#### Task prompt:
Copy out the entries exactly, from the first line to the last.

#### Information given:
------------------------------------
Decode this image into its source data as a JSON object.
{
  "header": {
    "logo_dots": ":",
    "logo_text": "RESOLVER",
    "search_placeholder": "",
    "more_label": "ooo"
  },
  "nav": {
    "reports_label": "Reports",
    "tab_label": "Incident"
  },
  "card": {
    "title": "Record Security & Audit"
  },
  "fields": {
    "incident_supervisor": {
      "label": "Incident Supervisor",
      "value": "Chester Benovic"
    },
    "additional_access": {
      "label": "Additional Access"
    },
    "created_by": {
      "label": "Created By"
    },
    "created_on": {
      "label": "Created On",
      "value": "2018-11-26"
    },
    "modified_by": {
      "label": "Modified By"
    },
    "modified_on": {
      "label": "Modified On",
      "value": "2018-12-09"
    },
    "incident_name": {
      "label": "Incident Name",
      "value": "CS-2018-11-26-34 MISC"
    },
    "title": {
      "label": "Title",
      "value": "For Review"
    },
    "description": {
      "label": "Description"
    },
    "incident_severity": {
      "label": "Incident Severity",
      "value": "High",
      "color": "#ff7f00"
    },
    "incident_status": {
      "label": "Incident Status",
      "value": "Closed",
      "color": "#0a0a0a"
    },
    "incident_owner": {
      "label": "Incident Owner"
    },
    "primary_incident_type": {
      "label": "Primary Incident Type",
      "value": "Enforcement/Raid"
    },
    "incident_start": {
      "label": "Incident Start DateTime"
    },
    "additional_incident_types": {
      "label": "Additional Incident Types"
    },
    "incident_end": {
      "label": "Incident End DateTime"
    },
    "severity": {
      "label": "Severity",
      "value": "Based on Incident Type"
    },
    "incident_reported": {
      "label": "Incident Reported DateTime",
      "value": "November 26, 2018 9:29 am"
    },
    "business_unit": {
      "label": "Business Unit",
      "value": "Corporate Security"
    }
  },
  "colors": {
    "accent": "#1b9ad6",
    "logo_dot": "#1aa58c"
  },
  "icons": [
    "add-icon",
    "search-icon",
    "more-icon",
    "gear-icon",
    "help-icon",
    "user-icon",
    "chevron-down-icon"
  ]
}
------------------------------------
#### Exercise answer:
Decode this image into its source data as a JSON object.
{
  "header": {
    "logo_dots": ":",
    "logo_text": "RESOLVER",
    "search_placeholder": "",
    "more_label": "ooo"
  },
  "nav": {
    "reports_label": "Reports",
    "tab_label": "Incident"
  },
  "card": {
    "title": "Record Security & Audit"
  },
  "fields": {
    "incident_supervisor": {
      "label": "Incident Supervisor",
      "value": "Chester Benovic"
    },
    "additional_access": {
      "label": "Additional Access"
    },
    "created_by": {
      "label": "Created By"
    },
    "created_on": {
      "label": "Created On",
      "value": "2018-11-26"
    },
    "modified_by": {
      "label": "Modified By"
    },
    "modified_on": {
      "label": "Modified On",
      "value": "2018-12-09"
    },
    "incident_name": {
      "label": "Incident Name",
      "value": "CS-2018-11-26-34 MISC"
    },
    "title": {
      "label": "Title",
      "value": "For Review"
    },
    "description": {
      "label": "Description"
    },
    "incident_severity": {
      "label": "Incident Severity",
      "value": "High",
      "color": "#ff7f00"
    },
    "incident_status": {
      "label": "Incident Status",
      "value": "Closed",
      "color": "#0a0a0a"
    },
    "incident_owner": {
      "label": "Incident Owner"
    },
    "primary_incident_type": {
      "label": "Primary Incident Type",
      "value": "Enforcement/Raid"
    },
    "incident_start": {
      "label": "Incident Start DateTime"
    },
    "additional_incident_types": {
      "label": "Additional Incident Types"
    },
    "incident_end": {
      "label": "Incident End DateTime"
    },
    "severity": {
      "label": "Severity",
      "value": "Based on Incident Type"
    },
    "incident_reported": {
      "label": "Incident Reported DateTime",
      "value": "November 26, 2018 9:29 am"
    },
    "business_unit": {
      "label": "Business Unit",
      "value": "Corporate Security"
    }
  },
  "colors": {
    "accent": "#1b9ad6",
    "logo_dot": "#1aa58c"
  },
  "icons": [
    "add-icon",
    "search-icon",
    "more-icon",
    "gear-icon",
    "help-icon",
    "user-icon",
    "chevron-down-icon"
  ]
}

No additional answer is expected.